*GIVEN REQUEST:*
Restate each entry word for word, leaving nothing out.

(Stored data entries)
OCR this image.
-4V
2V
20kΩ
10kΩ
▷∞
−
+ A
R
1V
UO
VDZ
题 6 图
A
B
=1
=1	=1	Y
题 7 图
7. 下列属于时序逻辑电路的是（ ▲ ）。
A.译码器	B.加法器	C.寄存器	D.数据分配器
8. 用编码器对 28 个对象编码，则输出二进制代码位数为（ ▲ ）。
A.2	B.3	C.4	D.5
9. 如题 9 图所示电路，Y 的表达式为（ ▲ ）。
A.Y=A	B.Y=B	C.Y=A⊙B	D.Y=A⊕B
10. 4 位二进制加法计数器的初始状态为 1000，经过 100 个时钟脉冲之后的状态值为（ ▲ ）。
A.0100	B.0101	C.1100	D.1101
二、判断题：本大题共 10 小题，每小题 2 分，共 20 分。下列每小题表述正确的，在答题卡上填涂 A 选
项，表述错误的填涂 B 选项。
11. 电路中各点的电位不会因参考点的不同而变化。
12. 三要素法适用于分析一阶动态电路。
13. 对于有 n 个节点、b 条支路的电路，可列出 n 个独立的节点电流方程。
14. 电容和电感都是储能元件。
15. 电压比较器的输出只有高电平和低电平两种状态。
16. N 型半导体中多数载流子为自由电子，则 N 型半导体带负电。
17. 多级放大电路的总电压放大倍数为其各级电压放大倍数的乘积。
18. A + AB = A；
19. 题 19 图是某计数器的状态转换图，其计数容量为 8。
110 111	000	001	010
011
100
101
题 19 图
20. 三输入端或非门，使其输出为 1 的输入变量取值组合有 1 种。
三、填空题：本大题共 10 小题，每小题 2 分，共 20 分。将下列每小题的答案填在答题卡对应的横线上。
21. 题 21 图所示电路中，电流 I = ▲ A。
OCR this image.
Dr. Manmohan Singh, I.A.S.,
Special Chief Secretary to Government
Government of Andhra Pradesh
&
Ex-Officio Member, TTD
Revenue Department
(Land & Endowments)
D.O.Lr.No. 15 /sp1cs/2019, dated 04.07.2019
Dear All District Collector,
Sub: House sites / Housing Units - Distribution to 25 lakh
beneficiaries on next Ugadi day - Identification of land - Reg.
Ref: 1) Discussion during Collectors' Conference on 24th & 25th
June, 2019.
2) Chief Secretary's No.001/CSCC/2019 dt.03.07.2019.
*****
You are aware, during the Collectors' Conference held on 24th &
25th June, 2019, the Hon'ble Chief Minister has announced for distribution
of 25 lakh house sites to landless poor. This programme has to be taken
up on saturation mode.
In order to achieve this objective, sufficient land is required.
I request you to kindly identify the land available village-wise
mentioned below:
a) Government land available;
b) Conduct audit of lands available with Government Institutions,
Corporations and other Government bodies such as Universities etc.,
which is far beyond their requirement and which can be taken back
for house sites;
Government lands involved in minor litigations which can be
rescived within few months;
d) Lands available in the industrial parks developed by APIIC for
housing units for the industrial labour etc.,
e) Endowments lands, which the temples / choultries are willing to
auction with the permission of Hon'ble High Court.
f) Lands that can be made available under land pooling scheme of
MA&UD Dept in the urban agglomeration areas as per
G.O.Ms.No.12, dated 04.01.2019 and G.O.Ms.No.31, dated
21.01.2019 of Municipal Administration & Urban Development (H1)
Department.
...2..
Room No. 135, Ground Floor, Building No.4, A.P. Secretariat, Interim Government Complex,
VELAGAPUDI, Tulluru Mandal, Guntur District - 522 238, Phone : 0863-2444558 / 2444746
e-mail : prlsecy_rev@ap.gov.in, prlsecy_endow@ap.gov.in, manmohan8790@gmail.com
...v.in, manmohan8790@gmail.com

*FINISHED TASK:*
OCR this image.
-4V
2V
20kΩ
10kΩ
▷∞
−
+ A
R
1V
UO
VDZ
题 6 图
A
B
=1
=1	=1	Y
题 7 图
7. 下列属于时序逻辑电路的是（ ▲ ）。
A.译码器	B.加法器	C.寄存器	D.数据分配器
8. 用编码器对 28 个对象编码，则输出二进制代码位数为（ ▲ ）。
A.2	B.3	C.4	D.5
9. 如题 9 图所示电路，Y 的表达式为（ ▲ ）。
A.Y=A	B.Y=B	C.Y=A⊙B	D.Y=A⊕B
10. 4 位二进制加法计数器的初始状态为 1000，经过 100 个时钟脉冲之后的状态值为（ ▲ ）。
A.0100	B.0101	C.1100	D.1101
二、判断题：本大题共 10 小题，每小题 2 分，共 20 分。下列每小题表述正确的，在答题卡上填涂 A 选
项，表述错误的填涂 B 选项。
11. 电路中各点的电位不会因参考点的不同而变化。
12. 三要素法适用于分析一阶动态电路。
13. 对于有 n 个节点、b 条支路的电路，可列出 n 个独立的节点电流方程。
14. 电容和电感都是储能元件。
15. 电压比较器的输出只有高电平和低电平两种状态。
16. N 型半导体中多数载流子为自由电子，则 N 型半导体带负电。
17. 多级放大电路的总电压放大倍数为其各级电压放大倍数的乘积。
18. A + AB = A；
19. 题 19 图是某计数器的状态转换图，其计数容量为 8。
110 111	000	001	010
011
100
101
题 19 图
20. 三输入端或非门，使其输出为 1 的输入变量取值组合有 1 种。
三、填空题：本大题共 10 小题，每小题 2 分，共 20 分。将下列每小题的答案填在答题卡对应的横线上。
21. 题 21 图所示电路中，电流 I = ▲ A。
OCR this image.
Dr. Manmohan Singh, I.A.S.,
Special Chief Secretary to Government
Government of Andhra Pradesh
&
Ex-Officio Member, TTD
Revenue Department
(Land & Endowments)
D.O.Lr.No. 15 /sp1cs/2019, dated 04.07.2019
Dear All District Collector,
Sub: House sites / Housing Units - Distribution to 25 lakh
beneficiaries on next Ugadi day - Identification of land - Reg.
Ref: 1) Discussion during Collectors' Conference on 24th & 25th
June, 2019.
2) Chief Secretary's No.001/CSCC/2019 dt.03.07.2019.
*****
You are aware, during the Collectors' Conference held on 24th &
25th June, 2019, the Hon'ble Chief Minister has announced for distribution
of 25 lakh house sites to landless poor. This programme has to be taken
up on saturation mode.
In order to achieve this objective, sufficient land is required.
I request you to kindly identify the land available village-wise
mentioned below:
a) Government land available;
b) Conduct audit of lands available with Government Institutions,
Corporations and other Government bodies such as Universities etc.,
which is far beyond their requirement and which can be taken back
for house sites;
Government lands involved in minor litigations which can be
rescived within few months;
d) Lands available in the industrial parks developed by APIIC for
housing units for the industrial labour etc.,
e) Endowments lands, which the temples / choultries are willing to
auction with the permission of Hon'ble High Court.
f) Lands that can be made available under land pooling scheme of
MA&UD Dept in the urban agglomeration areas as per
G.O.Ms.No.12, dated 04.01.2019 and G.O.Ms.No.31, dated
21.01.2019 of Municipal Administration & Urban Development (H1)
Department.
...2..
Room No. 135, Ground Floor, Building No.4, A.P. Secretariat, Interim Government Complex,
VELAGAPUDI, Tulluru Mandal, Guntur District - 522 238, Phone : 0863-2444558 / 2444746
e-mail : prlsecy_rev@ap.gov.in, prlsecy_endow@ap.gov.in, manmohan8790@gmail.com
...v.in, manmohan8790@gmail.com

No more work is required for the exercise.